### Stated task
Render the following material again verbatim, leaving nothing out.

Stored data entries:
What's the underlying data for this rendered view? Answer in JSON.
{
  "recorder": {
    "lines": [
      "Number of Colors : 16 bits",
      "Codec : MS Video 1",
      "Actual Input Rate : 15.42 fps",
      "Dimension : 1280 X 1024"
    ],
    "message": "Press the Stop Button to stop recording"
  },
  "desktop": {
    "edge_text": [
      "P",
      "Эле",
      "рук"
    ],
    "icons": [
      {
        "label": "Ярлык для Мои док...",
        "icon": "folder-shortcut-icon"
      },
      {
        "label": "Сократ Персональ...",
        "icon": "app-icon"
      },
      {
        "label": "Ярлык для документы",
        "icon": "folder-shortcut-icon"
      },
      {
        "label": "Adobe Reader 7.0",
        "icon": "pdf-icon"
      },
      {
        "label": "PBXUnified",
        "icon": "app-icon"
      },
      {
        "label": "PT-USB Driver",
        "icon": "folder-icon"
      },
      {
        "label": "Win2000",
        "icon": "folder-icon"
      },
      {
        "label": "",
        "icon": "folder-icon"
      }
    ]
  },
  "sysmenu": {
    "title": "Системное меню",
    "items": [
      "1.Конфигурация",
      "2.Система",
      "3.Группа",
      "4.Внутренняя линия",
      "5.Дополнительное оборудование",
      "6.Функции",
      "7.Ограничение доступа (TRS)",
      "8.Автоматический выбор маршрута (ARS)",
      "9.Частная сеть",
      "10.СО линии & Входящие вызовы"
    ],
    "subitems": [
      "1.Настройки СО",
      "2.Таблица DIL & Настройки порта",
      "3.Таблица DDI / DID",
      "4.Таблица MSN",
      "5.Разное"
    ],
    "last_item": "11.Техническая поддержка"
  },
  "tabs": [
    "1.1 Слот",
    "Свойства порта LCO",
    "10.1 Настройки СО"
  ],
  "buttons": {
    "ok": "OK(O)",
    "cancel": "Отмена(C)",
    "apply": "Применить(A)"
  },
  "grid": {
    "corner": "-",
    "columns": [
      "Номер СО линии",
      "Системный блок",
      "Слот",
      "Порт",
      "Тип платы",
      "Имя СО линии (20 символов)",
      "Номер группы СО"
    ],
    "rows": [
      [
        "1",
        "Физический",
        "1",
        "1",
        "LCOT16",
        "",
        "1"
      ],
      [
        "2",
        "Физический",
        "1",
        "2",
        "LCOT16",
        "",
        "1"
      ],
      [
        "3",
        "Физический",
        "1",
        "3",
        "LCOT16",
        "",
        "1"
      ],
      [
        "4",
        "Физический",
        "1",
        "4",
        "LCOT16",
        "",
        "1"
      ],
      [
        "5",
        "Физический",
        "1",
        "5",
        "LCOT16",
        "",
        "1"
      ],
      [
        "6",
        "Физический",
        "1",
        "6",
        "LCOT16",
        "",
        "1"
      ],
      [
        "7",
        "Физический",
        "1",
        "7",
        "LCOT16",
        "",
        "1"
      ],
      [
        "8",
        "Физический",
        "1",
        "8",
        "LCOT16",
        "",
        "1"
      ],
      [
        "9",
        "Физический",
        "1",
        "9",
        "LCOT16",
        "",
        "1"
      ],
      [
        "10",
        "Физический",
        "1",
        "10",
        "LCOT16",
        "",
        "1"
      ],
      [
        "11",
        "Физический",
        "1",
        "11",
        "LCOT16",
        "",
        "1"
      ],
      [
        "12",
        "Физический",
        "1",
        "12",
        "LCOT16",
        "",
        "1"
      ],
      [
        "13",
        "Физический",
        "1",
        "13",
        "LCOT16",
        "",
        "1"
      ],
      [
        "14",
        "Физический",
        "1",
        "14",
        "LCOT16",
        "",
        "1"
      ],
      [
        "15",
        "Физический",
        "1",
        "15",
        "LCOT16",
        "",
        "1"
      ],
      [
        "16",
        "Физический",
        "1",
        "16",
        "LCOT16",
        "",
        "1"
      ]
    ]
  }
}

### Output of the task
What's the underlying data for this rendered view? Answer in JSON.
{
  "recorder": {
    "lines": [
      "Number of Colors : 16 bits",
      "Codec : MS Video 1",
      "Actual Input Rate : 15.42 fps",
      "Dimension : 1280 X 1024"
    ],
    "message": "Press the Stop Button to stop recording"
  },
  "desktop": {
    "edge_text": [
      "P",
      "Эле",
      "рук"
    ],
    "icons": [
      {
        "label": "Ярлык для Мои док...",
        "icon": "folder-shortcut-icon"
      },
      {
        "label": "Сократ Персональ...",
        "icon": "app-icon"
      },
      {
        "label": "Ярлык для документы",
        "icon": "folder-shortcut-icon"
      },
      {
        "label": "Adobe Reader 7.0",
        "icon": "pdf-icon"
      },
      {
        "label": "PBXUnified",
        "icon": "app-icon"
      },
      {
        "label": "PT-USB Driver",
        "icon": "folder-icon"
      },
      {
        "label": "Win2000",
        "icon": "folder-icon"
      },
      {
        "label": "",
        "icon": "folder-icon"
      }
    ]
  },
  "sysmenu": {
    "title": "Системное меню",
    "items": [
      "1.Конфигурация",
      "2.Система",
      "3.Группа",
      "4.Внутренняя линия",
      "5.Дополнительное оборудование",
      "6.Функции",
      "7.Ограничение доступа (TRS)",
      "8.Автоматический выбор маршрута (ARS)",
      "9.Частная сеть",
      "10.СО линии & Входящие вызовы"
    ],
    "subitems": [
      "1.Настройки СО",
      "2.Таблица DIL & Настройки порта",
      "3.Таблица DDI / DID",
      "4.Таблица MSN",
      "5.Разное"
    ],
    "last_item": "11.Техническая поддержка"
  },
  "tabs": [
    "1.1 Слот",
    "Свойства порта LCO",
    "10.1 Настройки СО"
  ],
  "buttons": {
    "ok": "OK(O)",
    "cancel": "Отмена(C)",
    "apply": "Применить(A)"
  },
  "grid": {
    "corner": "-",
    "columns": [
      "Номер СО линии",
      "Системный блок",
      "Слот",
      "Порт",
      "Тип платы",
      "Имя СО линии (20 символов)",
      "Номер группы СО"
    ],
    "rows": [
      [
        "1",
        "Физический",
        "1",
        "1",
        "LCOT16",
        "",
        "1"
      ],
      [
        "2",
        "Физический",
        "1",
        "2",
        "LCOT16",
        "",
        "1"
      ],
      [
        "3",
        "Физический",
        "1",
        "3",
        "LCOT16",
        "",
        "1"
      ],
      [
        "4",
        "Физический",
        "1",
        "4",
        "LCOT16",
        "",
        "1"
      ],
      [
        "5",
        "Физический",
        "1",
        "5",
        "LCOT16",
        "",
        "1"
      ],
      [
        "6",
        "Физический",
        "1",
        "6",
        "LCOT16",
        "",
        "1"
      ],
      [
        "7",
        "Физический",
        "1",
        "7",
        "LCOT16",
        "",
        "1"
      ],
      [
        "8",
        "Физический",
        "1",
        "8",
        "LCOT16",
        "",
        "1"
      ],
      [
        "9",
        "Физический",
        "1",
        "9",
        "LCOT16",
        "",
        "1"
      ],
      [
        "10",
        "Физический",
        "1",
        "10",
        "LCOT16",
        "",
        "1"
      ],
      [
        "11",
        "Физический",
        "1",
        "11",
        "LCOT16",
        "",
        "1"
      ],
      [
        "12",
        "Физический",
        "1",
        "12",
        "LCOT16",
        "",
        "1"
      ],
      [
        "13",
        "Физический",
        "1",
        "13",
        "LCOT16",
        "",
        "1"
      ],
      [
        "14",
        "Физический",
        "1",
        "14",
        "LCOT16",
        "",
        "1"
      ],
      [
        "15",
        "Физический",
        "1",
        "15",
        "LCOT16",
        "",
        "1"
      ],
      [
        "16",
        "Физический",
        "1",
        "16",
        "LCOT16",
        "",
        "1"
      ]
    ]
  }
}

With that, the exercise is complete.